Go through the data below and copy it exactly, skipping every picture.

Dataset entries:
• • •

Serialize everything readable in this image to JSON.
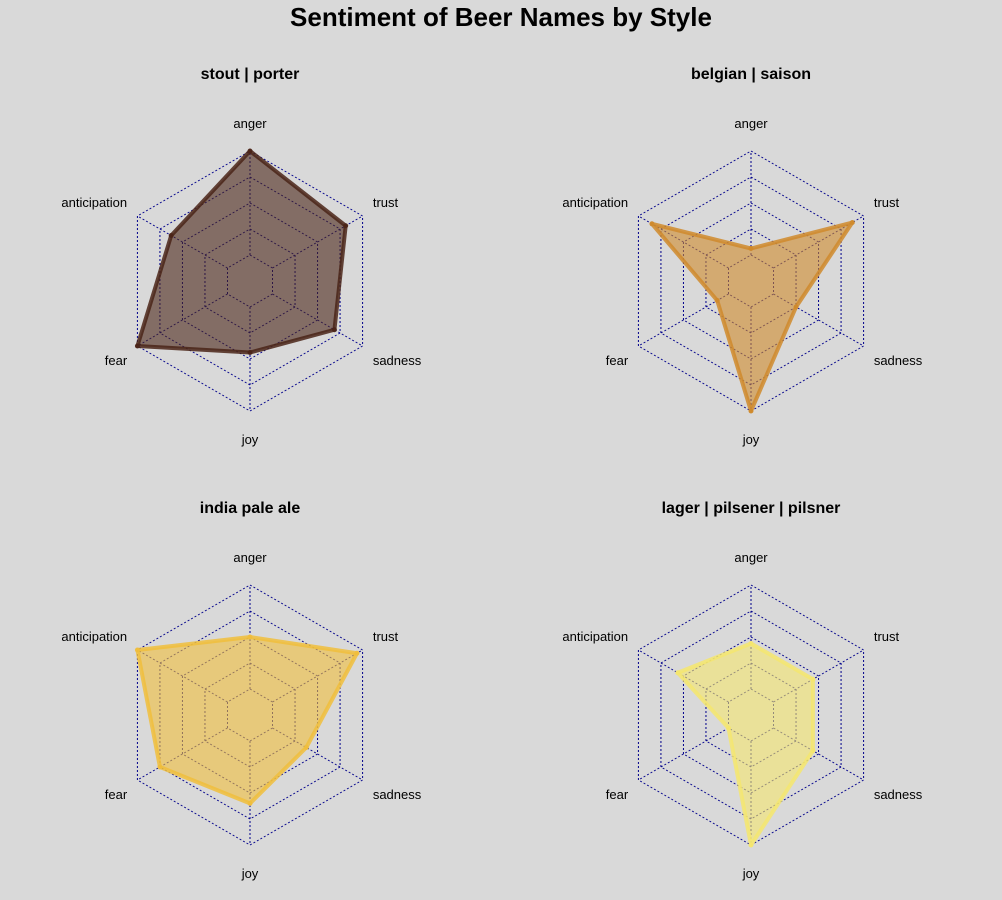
{
  "title": "Sentiment of Beer Names by Style",
  "chart_data": [
    {
      "type": "radar",
      "title": "stout | porter",
      "axes": [
        "anger",
        "trust",
        "sadness",
        "joy",
        "fear",
        "anticipation"
      ],
      "values": [
        1.0,
        0.85,
        0.75,
        0.55,
        1.0,
        0.7
      ],
      "rlim": [
        0,
        1
      ],
      "rings": 4,
      "color": "#4a2417"
    },
    {
      "type": "radar",
      "title": "belgian | saison",
      "axes": [
        "anger",
        "trust",
        "sadness",
        "joy",
        "fear",
        "anticipation"
      ],
      "values": [
        0.25,
        0.9,
        0.4,
        1.0,
        0.3,
        0.88
      ],
      "rlim": [
        0,
        1
      ],
      "rings": 4,
      "color": "#cf8a2b"
    },
    {
      "type": "radar",
      "title": "india pale ale",
      "axes": [
        "anger",
        "trust",
        "sadness",
        "joy",
        "fear",
        "anticipation"
      ],
      "values": [
        0.6,
        0.95,
        0.5,
        0.68,
        0.8,
        1.0
      ],
      "rlim": [
        0,
        1
      ],
      "rings": 4,
      "color": "#f0be3c"
    },
    {
      "type": "radar",
      "title": "lager | pilsener | pilsner",
      "axes": [
        "anger",
        "trust",
        "sadness",
        "joy",
        "fear",
        "anticipation"
      ],
      "values": [
        0.55,
        0.55,
        0.55,
        1.0,
        0.2,
        0.65
      ],
      "rlim": [
        0,
        1
      ],
      "rings": 4,
      "color": "#f5e66e"
    }
  ]
}
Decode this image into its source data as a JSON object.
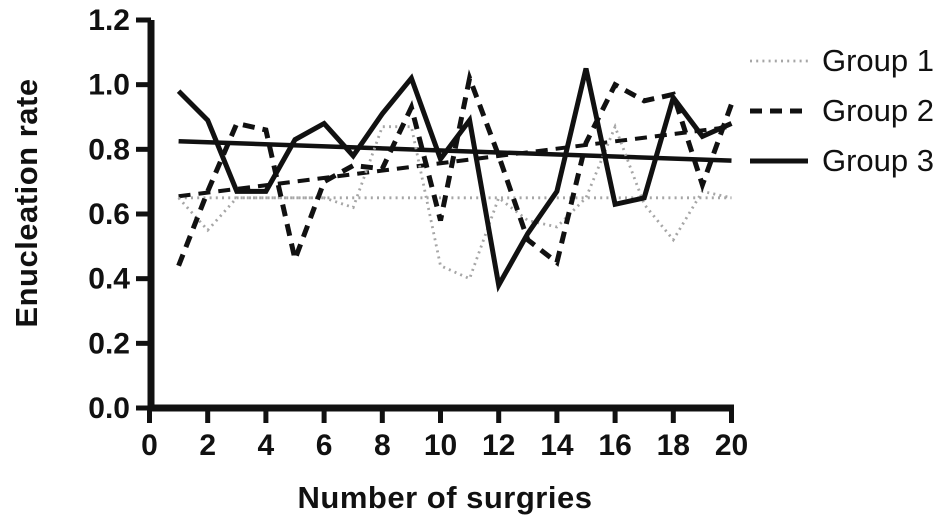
{
  "figure": {
    "background_color": "#ffffff",
    "ink_color": "#111111",
    "group1_color": "#a6a6a6"
  },
  "chart_data": {
    "type": "line",
    "xlabel": "Number of surgries",
    "ylabel": "Enucleation rate",
    "xlim": [
      0,
      20
    ],
    "ylim": [
      0.0,
      1.2
    ],
    "x_tick_labels": [
      "0",
      "2",
      "4",
      "6",
      "8",
      "10",
      "12",
      "14",
      "16",
      "18",
      "20"
    ],
    "x_tick_values": [
      0,
      2,
      4,
      6,
      8,
      10,
      12,
      14,
      16,
      18,
      20
    ],
    "y_tick_labels": [
      "0.0",
      "0.2",
      "0.4",
      "0.6",
      "0.8",
      "1.0",
      "1.2"
    ],
    "y_tick_values": [
      0.0,
      0.2,
      0.4,
      0.6,
      0.8,
      1.0,
      1.2
    ],
    "grid": false,
    "legend_position": "top-right",
    "x": [
      1,
      2,
      3,
      4,
      5,
      6,
      7,
      8,
      9,
      10,
      11,
      12,
      13,
      14,
      15,
      16,
      17,
      18,
      19,
      20
    ],
    "series": [
      {
        "name": "Group 1",
        "style": "dotted",
        "color": "#a6a6a6",
        "values": [
          0.65,
          0.55,
          0.65,
          0.65,
          0.65,
          0.65,
          0.62,
          0.87,
          0.87,
          0.44,
          0.4,
          0.65,
          0.58,
          0.56,
          0.65,
          0.87,
          0.63,
          0.52,
          0.67,
          0.65
        ]
      },
      {
        "name": "Group 2",
        "style": "dashed",
        "color": "#111111",
        "values": [
          0.44,
          0.67,
          0.88,
          0.86,
          0.46,
          0.7,
          0.75,
          0.74,
          0.93,
          0.58,
          1.02,
          0.78,
          0.52,
          0.45,
          0.82,
          1.0,
          0.95,
          0.97,
          0.69,
          0.94
        ]
      },
      {
        "name": "Group 3",
        "style": "solid",
        "color": "#111111",
        "values": [
          0.98,
          0.89,
          0.67,
          0.67,
          0.83,
          0.88,
          0.78,
          0.91,
          1.02,
          0.77,
          0.89,
          0.38,
          0.54,
          0.67,
          1.05,
          0.63,
          0.65,
          0.96,
          0.84,
          0.88
        ]
      }
    ],
    "trend_lines": [
      {
        "series": "Group 1",
        "style": "dotted",
        "color": "#a6a6a6",
        "x_start": 1,
        "y_start": 0.65,
        "x_end": 20,
        "y_end": 0.65
      },
      {
        "series": "Group 2",
        "style": "dashed",
        "color": "#111111",
        "x_start": 1,
        "y_start": 0.655,
        "x_end": 20,
        "y_end": 0.87
      },
      {
        "series": "Group 3",
        "style": "solid",
        "color": "#111111",
        "x_start": 1,
        "y_start": 0.825,
        "x_end": 20,
        "y_end": 0.765
      }
    ],
    "legend": [
      "Group 1",
      "Group 2",
      "Group 3"
    ]
  }
}
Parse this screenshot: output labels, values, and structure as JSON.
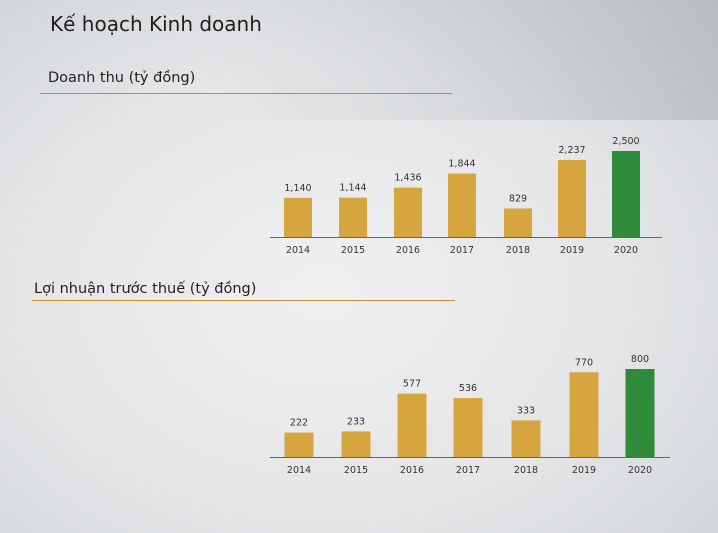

• • •

* _EXERCISE RESPONSE_
Serialize everything readable in this image to JSON.
{
  "title": "Sentiment of Beer Names by Style",
  "chart_data": [
    {
      "type": "radar",
      "title": "stout | porter",
      "axes": [
        "anger",
        "trust",
        "sadness",
        "joy",
        "fear",
        "anticipation"
      ],
      "values": [
        1.0,
        0.85,
        0.75,
        0.55,
        1.0,
        0.7
      ],
      "rlim": [
        0,
        1
      ],
      "rings": 4,
      "color": "#4a2417"
    },
    {
      "type": "radar",
      "title": "belgian | saison",
      "axes": [
        "anger",
        "trust",
        "sadness",
        "joy",
        "fear",
        "anticipation"
      ],
      "values": [
        0.25,
        0.9,
        0.4,
        1.0,
        0.3,
        0.88
      ],
      "rlim": [
        0,
        1
      ],
      "rings": 4,
      "color": "#cf8a2b"
    },
    {
      "type": "radar",
      "title": "india pale ale",
      "axes": [
        "anger",
        "trust",
        "sadness",
        "joy",
        "fear",
        "anticipation"
      ],
      "values": [
        0.6,
        0.95,
        0.5,
        0.68,
        0.8,
        1.0
      ],
      "rlim": [
        0,
        1
      ],
      "rings": 4,
      "color": "#f0be3c"
    },
    {
      "type": "radar",
      "title": "lager | pilsener | pilsner",
      "axes": [
        "anger",
        "trust",
        "sadness",
        "joy",
        "fear",
        "anticipation"
      ],
      "values": [
        0.55,
        0.55,
        0.55,
        1.0,
        0.2,
        0.65
      ],
      "rlim": [
        0,
        1
      ],
      "rings": 4,
      "color": "#f5e66e"
    }
  ]
}
Decode this image into its source data as a JSON object.
{
  "figure": {
    "background_color": "#ffffff",
    "ink_color": "#111111",
    "group1_color": "#a6a6a6"
  },
  "chart_data": {
    "type": "line",
    "xlabel": "Number of surgries",
    "ylabel": "Enucleation rate",
    "xlim": [
      0,
      20
    ],
    "ylim": [
      0.0,
      1.2
    ],
    "x_tick_labels": [
      "0",
      "2",
      "4",
      "6",
      "8",
      "10",
      "12",
      "14",
      "16",
      "18",
      "20"
    ],
    "x_tick_values": [
      0,
      2,
      4,
      6,
      8,
      10,
      12,
      14,
      16,
      18,
      20
    ],
    "y_tick_labels": [
      "0.0",
      "0.2",
      "0.4",
      "0.6",
      "0.8",
      "1.0",
      "1.2"
    ],
    "y_tick_values": [
      0.0,
      0.2,
      0.4,
      0.6,
      0.8,
      1.0,
      1.2
    ],
    "grid": false,
    "legend_position": "top-right",
    "x": [
      1,
      2,
      3,
      4,
      5,
      6,
      7,
      8,
      9,
      10,
      11,
      12,
      13,
      14,
      15,
      16,
      17,
      18,
      19,
      20
    ],
    "series": [
      {
        "name": "Group 1",
        "style": "dotted",
        "color": "#a6a6a6",
        "values": [
          0.65,
          0.55,
          0.65,
          0.65,
          0.65,
          0.65,
          0.62,
          0.87,
          0.87,
          0.44,
          0.4,
          0.65,
          0.58,
          0.56,
          0.65,
          0.87,
          0.63,
          0.52,
          0.67,
          0.65
        ]
      },
      {
        "name": "Group 2",
        "style": "dashed",
        "color": "#111111",
        "values": [
          0.44,
          0.67,
          0.88,
          0.86,
          0.46,
          0.7,
          0.75,
          0.74,
          0.93,
          0.58,
          1.02,
          0.78,
          0.52,
          0.45,
          0.82,
          1.0,
          0.95,
          0.97,
          0.69,
          0.94
        ]
      },
      {
        "name": "Group 3",
        "style": "solid",
        "color": "#111111",
        "values": [
          0.98,
          0.89,
          0.67,
          0.67,
          0.83,
          0.88,
          0.78,
          0.91,
          1.02,
          0.77,
          0.89,
          0.38,
          0.54,
          0.67,
          1.05,
          0.63,
          0.65,
          0.96,
          0.84,
          0.88
        ]
      }
    ],
    "trend_lines": [
      {
        "series": "Group 1",
        "style": "dotted",
        "color": "#a6a6a6",
        "x_start": 1,
        "y_start": 0.65,
        "x_end": 20,
        "y_end": 0.65
      },
      {
        "series": "Group 2",
        "style": "dashed",
        "color": "#111111",
        "x_start": 1,
        "y_start": 0.655,
        "x_end": 20,
        "y_end": 0.87
      },
      {
        "series": "Group 3",
        "style": "solid",
        "color": "#111111",
        "x_start": 1,
        "y_start": 0.825,
        "x_end": 20,
        "y_end": 0.765
      }
    ],
    "legend": [
      "Group 1",
      "Group 2",
      "Group 3"
    ]
  }
}
Parse this screenshot: output labels, values, and structure as JSON.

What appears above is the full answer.